**Data supplied:**
┌────────

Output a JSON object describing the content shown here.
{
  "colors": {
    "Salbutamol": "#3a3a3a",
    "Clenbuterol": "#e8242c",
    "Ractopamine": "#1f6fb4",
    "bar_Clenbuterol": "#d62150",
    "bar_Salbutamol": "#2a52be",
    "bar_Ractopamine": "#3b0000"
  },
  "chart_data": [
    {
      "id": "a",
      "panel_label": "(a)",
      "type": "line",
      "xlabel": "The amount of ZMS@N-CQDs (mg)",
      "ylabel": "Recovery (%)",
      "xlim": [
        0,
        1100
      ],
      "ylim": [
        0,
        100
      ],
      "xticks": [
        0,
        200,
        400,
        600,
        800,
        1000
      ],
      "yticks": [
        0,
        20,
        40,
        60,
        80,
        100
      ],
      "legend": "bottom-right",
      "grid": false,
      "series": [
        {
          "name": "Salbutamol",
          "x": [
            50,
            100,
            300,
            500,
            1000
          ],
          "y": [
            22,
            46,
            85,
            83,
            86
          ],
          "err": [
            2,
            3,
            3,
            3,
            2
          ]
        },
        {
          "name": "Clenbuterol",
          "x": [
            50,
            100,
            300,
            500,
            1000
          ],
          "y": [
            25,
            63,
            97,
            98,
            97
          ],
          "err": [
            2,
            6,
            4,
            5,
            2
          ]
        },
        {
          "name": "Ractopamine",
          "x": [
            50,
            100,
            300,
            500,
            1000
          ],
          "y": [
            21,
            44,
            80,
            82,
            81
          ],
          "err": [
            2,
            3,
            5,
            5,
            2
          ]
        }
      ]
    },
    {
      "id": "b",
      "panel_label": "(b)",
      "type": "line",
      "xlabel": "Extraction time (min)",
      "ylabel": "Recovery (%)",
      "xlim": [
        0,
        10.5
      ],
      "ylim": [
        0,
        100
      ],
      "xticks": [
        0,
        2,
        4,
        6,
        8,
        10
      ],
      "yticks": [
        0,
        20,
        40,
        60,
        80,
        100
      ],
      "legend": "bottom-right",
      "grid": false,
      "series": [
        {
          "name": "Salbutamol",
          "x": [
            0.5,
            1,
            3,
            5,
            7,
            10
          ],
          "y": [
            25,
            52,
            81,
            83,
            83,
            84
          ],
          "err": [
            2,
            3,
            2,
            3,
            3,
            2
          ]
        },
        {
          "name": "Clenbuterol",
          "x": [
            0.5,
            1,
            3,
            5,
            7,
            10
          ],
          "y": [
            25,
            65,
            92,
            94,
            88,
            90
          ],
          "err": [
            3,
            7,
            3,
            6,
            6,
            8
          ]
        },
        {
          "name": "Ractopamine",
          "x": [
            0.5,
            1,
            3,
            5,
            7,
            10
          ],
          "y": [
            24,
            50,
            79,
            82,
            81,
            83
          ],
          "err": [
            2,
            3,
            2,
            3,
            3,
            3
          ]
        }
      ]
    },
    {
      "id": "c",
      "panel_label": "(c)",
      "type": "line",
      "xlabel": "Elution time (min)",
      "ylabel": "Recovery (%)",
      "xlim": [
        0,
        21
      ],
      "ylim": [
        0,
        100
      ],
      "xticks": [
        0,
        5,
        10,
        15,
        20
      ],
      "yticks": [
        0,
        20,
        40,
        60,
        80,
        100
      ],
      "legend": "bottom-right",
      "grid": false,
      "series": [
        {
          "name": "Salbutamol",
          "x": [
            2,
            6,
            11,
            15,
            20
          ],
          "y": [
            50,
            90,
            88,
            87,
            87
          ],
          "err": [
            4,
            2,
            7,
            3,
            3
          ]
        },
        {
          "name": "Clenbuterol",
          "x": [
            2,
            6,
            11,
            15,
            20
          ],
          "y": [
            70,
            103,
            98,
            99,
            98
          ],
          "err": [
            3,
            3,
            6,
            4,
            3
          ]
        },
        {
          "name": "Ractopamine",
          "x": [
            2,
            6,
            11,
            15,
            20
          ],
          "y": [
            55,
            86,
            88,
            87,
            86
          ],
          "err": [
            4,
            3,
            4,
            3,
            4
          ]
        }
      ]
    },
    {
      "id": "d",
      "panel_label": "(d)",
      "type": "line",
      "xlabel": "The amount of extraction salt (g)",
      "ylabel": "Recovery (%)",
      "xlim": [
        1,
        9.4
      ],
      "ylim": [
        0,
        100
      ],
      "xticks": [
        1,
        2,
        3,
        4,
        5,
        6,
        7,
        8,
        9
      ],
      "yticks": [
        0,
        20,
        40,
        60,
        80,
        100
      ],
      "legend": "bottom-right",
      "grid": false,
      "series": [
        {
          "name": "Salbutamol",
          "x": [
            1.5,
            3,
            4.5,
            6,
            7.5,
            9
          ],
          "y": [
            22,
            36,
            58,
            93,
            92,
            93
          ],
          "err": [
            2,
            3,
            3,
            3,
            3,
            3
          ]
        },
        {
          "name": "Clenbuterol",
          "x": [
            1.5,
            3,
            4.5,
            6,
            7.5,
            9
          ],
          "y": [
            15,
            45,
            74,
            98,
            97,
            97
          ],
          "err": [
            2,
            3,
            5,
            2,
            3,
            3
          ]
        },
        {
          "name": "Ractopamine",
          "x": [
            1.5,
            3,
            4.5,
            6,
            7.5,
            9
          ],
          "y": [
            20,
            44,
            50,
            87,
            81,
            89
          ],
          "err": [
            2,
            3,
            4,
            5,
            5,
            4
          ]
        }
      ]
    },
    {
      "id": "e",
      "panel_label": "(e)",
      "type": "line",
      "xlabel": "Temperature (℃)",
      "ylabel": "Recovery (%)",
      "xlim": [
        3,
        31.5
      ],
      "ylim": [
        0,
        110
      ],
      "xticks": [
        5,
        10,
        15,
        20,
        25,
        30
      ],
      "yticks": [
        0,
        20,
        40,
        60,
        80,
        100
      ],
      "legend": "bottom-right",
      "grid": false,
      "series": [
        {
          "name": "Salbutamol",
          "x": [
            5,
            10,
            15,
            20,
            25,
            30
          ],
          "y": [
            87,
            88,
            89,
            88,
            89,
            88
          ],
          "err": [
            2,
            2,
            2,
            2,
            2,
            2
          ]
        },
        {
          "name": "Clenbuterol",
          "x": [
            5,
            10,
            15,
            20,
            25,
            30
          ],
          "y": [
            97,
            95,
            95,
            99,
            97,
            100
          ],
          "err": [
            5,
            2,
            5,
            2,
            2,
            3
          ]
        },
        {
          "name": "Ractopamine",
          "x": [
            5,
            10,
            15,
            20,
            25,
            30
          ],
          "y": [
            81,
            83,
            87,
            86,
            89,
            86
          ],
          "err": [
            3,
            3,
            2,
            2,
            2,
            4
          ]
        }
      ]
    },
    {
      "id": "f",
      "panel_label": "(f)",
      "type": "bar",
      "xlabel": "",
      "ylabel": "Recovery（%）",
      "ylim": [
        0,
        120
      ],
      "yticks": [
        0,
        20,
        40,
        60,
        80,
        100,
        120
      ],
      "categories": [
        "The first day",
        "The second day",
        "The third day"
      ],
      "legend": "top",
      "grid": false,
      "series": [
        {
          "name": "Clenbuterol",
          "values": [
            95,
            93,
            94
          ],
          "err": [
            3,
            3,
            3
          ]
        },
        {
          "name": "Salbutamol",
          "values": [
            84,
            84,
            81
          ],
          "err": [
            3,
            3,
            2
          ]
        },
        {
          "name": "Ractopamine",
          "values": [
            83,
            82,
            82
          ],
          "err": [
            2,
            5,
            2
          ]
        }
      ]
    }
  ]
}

└────────

**Problem details:** Type out the full listing again, exactly as given.

**Answer for the task:**
Output a JSON object describing the content shown here.
{
  "colors": {
    "Salbutamol": "#3a3a3a",
    "Clenbuterol": "#e8242c",
    "Ractopamine": "#1f6fb4",
    "bar_Clenbuterol": "#d62150",
    "bar_Salbutamol": "#2a52be",
    "bar_Ractopamine": "#3b0000"
  },
  "chart_data": [
    {
      "id": "a",
      "panel_label": "(a)",
      "type": "line",
      "xlabel": "The amount of ZMS@N-CQDs (mg)",
      "ylabel": "Recovery (%)",
      "xlim": [
        0,
        1100
      ],
      "ylim": [
        0,
        100
      ],
      "xticks": [
        0,
        200,
        400,
        600,
        800,
        1000
      ],
      "yticks": [
        0,
        20,
        40,
        60,
        80,
        100
      ],
      "legend": "bottom-right",
      "grid": false,
      "series": [
        {
          "name": "Salbutamol",
          "x": [
            50,
            100,
            300,
            500,
            1000
          ],
          "y": [
            22,
            46,
            85,
            83,
            86
          ],
          "err": [
            2,
            3,
            3,
            3,
            2
          ]
        },
        {
          "name": "Clenbuterol",
          "x": [
            50,
            100,
            300,
            500,
            1000
          ],
          "y": [
            25,
            63,
            97,
            98,
            97
          ],
          "err": [
            2,
            6,
            4,
            5,
            2
          ]
        },
        {
          "name": "Ractopamine",
          "x": [
            50,
            100,
            300,
            500,
            1000
          ],
          "y": [
            21,
            44,
            80,
            82,
            81
          ],
          "err": [
            2,
            3,
            5,
            5,
            2
          ]
        }
      ]
    },
    {
      "id": "b",
      "panel_label": "(b)",
      "type": "line",
      "xlabel": "Extraction time (min)",
      "ylabel": "Recovery (%)",
      "xlim": [
        0,
        10.5
      ],
      "ylim": [
        0,
        100
      ],
      "xticks": [
        0,
        2,
        4,
        6,
        8,
        10
      ],
      "yticks": [
        0,
        20,
        40,
        60,
        80,
        100
      ],
      "legend": "bottom-right",
      "grid": false,
      "series": [
        {
          "name": "Salbutamol",
          "x": [
            0.5,
            1,
            3,
            5,
            7,
            10
          ],
          "y": [
            25,
            52,
            81,
            83,
            83,
            84
          ],
          "err": [
            2,
            3,
            2,
            3,
            3,
            2
          ]
        },
        {
          "name": "Clenbuterol",
          "x": [
            0.5,
            1,
            3,
            5,
            7,
            10
          ],
          "y": [
            25,
            65,
            92,
            94,
            88,
            90
          ],
          "err": [
            3,
            7,
            3,
            6,
            6,
            8
          ]
        },
        {
          "name": "Ractopamine",
          "x": [
            0.5,
            1,
            3,
            5,
            7,
            10
          ],
          "y": [
            24,
            50,
            79,
            82,
            81,
            83
          ],
          "err": [
            2,
            3,
            2,
            3,
            3,
            3
          ]
        }
      ]
    },
    {
      "id": "c",
      "panel_label": "(c)",
      "type": "line",
      "xlabel": "Elution time (min)",
      "ylabel": "Recovery (%)",
      "xlim": [
        0,
        21
      ],
      "ylim": [
        0,
        100
      ],
      "xticks": [
        0,
        5,
        10,
        15,
        20
      ],
      "yticks": [
        0,
        20,
        40,
        60,
        80,
        100
      ],
      "legend": "bottom-right",
      "grid": false,
      "series": [
        {
          "name": "Salbutamol",
          "x": [
            2,
            6,
            11,
            15,
            20
          ],
          "y": [
            50,
            90,
            88,
            87,
            87
          ],
          "err": [
            4,
            2,
            7,
            3,
            3
          ]
        },
        {
          "name": "Clenbuterol",
          "x": [
            2,
            6,
            11,
            15,
            20
          ],
          "y": [
            70,
            103,
            98,
            99,
            98
          ],
          "err": [
            3,
            3,
            6,
            4,
            3
          ]
        },
        {
          "name": "Ractopamine",
          "x": [
            2,
            6,
            11,
            15,
            20
          ],
          "y": [
            55,
            86,
            88,
            87,
            86
          ],
          "err": [
            4,
            3,
            4,
            3,
            4
          ]
        }
      ]
    },
    {
      "id": "d",
      "panel_label": "(d)",
      "type": "line",
      "xlabel": "The amount of extraction salt (g)",
      "ylabel": "Recovery (%)",
      "xlim": [
        1,
        9.4
      ],
      "ylim": [
        0,
        100
      ],
      "xticks": [
        1,
        2,
        3,
        4,
        5,
        6,
        7,
        8,
        9
      ],
      "yticks": [
        0,
        20,
        40,
        60,
        80,
        100
      ],
      "legend": "bottom-right",
      "grid": false,
      "series": [
        {
          "name": "Salbutamol",
          "x": [
            1.5,
            3,
            4.5,
            6,
            7.5,
            9
          ],
          "y": [
            22,
            36,
            58,
            93,
            92,
            93
          ],
          "err": [
            2,
            3,
            3,
            3,
            3,
            3
          ]
        },
        {
          "name": "Clenbuterol",
          "x": [
            1.5,
            3,
            4.5,
            6,
            7.5,
            9
          ],
          "y": [
            15,
            45,
            74,
            98,
            97,
            97
          ],
          "err": [
            2,
            3,
            5,
            2,
            3,
            3
          ]
        },
        {
          "name": "Ractopamine",
          "x": [
            1.5,
            3,
            4.5,
            6,
            7.5,
            9
          ],
          "y": [
            20,
            44,
            50,
            87,
            81,
            89
          ],
          "err": [
            2,
            3,
            4,
            5,
            5,
            4
          ]
        }
      ]
    },
    {
      "id": "e",
      "panel_label": "(e)",
      "type": "line",
      "xlabel": "Temperature (℃)",
      "ylabel": "Recovery (%)",
      "xlim": [
        3,
        31.5
      ],
      "ylim": [
        0,
        110
      ],
      "xticks": [
        5,
        10,
        15,
        20,
        25,
        30
      ],
      "yticks": [
        0,
        20,
        40,
        60,
        80,
        100
      ],
      "legend": "bottom-right",
      "grid": false,
      "series": [
        {
          "name": "Salbutamol",
          "x": [
            5,
            10,
            15,
            20,
            25,
            30
          ],
          "y": [
            87,
            88,
            89,
            88,
            89,
            88
          ],
          "err": [
            2,
            2,
            2,
            2,
            2,
            2
          ]
        },
        {
          "name": "Clenbuterol",
          "x": [
            5,
            10,
            15,
            20,
            25,
            30
          ],
          "y": [
            97,
            95,
            95,
            99,
            97,
            100
          ],
          "err": [
            5,
            2,
            5,
            2,
            2,
            3
          ]
        },
        {
          "name": "Ractopamine",
          "x": [
            5,
            10,
            15,
            20,
            25,
            30
          ],
          "y": [
            81,
            83,
            87,
            86,
            89,
            86
          ],
          "err": [
            3,
            3,
            2,
            2,
            2,
            4
          ]
        }
      ]
    },
    {
      "id": "f",
      "panel_label": "(f)",
      "type": "bar",
      "xlabel": "",
      "ylabel": "Recovery（%）",
      "ylim": [
        0,
        120
      ],
      "yticks": [
        0,
        20,
        40,
        60,
        80,
        100,
        120
      ],
      "categories": [
        "The first day",
        "The second day",
        "The third day"
      ],
      "legend": "top",
      "grid": false,
      "series": [
        {
          "name": "Clenbuterol",
          "values": [
            95,
            93,
            94
          ],
          "err": [
            3,
            3,
            3
          ]
        },
        {
          "name": "Salbutamol",
          "values": [
            84,
            84,
            81
          ],
          "err": [
            3,
            3,
            2
          ]
        },
        {
          "name": "Ractopamine",
          "values": [
            83,
            82,
            82
          ],
          "err": [
            2,
            5,
            2
          ]
        }
      ]
    }
  ]
}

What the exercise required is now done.